**Objectif:**
Comptez les lignes du listing qui contiennent la chaîne « time ». Indiquez uniquement ce nombre.

════════

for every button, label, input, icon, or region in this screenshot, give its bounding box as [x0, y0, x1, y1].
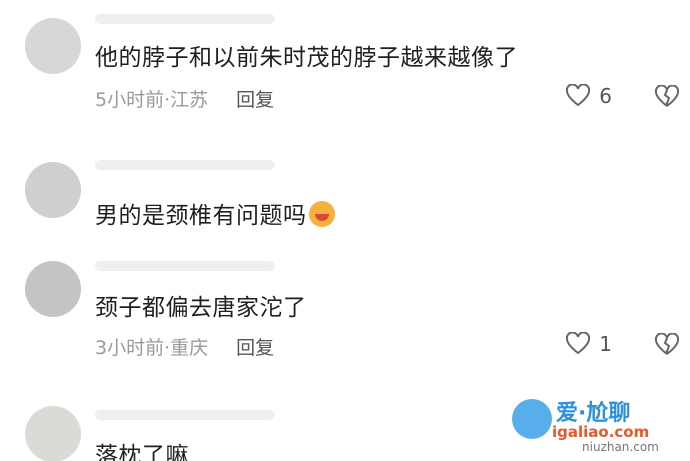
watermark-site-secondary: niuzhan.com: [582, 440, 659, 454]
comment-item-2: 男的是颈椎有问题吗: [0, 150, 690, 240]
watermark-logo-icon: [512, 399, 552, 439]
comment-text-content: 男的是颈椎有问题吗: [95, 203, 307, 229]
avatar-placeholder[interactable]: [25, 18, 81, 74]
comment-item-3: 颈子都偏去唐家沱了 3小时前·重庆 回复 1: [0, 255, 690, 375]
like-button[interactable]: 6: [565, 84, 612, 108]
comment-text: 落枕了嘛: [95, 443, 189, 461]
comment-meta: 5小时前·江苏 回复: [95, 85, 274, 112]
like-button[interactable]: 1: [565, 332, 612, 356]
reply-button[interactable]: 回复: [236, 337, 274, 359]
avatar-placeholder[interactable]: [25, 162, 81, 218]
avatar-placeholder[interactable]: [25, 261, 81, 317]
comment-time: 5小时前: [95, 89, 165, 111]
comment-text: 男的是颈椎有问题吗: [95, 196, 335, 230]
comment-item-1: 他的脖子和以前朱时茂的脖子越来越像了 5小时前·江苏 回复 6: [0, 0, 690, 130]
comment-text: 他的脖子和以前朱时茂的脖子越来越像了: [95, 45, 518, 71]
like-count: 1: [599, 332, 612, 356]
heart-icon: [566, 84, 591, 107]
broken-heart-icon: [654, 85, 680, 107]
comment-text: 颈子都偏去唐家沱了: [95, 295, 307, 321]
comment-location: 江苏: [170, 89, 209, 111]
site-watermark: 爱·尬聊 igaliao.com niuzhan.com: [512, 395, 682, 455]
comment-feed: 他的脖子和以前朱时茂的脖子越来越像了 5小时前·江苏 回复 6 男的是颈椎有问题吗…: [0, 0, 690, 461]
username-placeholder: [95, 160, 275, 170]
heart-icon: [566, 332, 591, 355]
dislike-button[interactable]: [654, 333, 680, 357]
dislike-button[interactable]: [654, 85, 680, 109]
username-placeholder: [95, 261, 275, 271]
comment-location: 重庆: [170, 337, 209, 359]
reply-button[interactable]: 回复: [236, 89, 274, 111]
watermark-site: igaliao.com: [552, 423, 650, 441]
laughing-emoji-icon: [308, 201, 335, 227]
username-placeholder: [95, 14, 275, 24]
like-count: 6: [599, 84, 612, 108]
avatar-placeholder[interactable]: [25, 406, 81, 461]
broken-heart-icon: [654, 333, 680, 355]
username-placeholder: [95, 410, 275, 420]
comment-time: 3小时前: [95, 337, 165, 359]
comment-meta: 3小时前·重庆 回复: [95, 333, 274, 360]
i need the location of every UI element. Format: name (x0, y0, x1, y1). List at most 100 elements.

════════

**Résultat attendu:**
2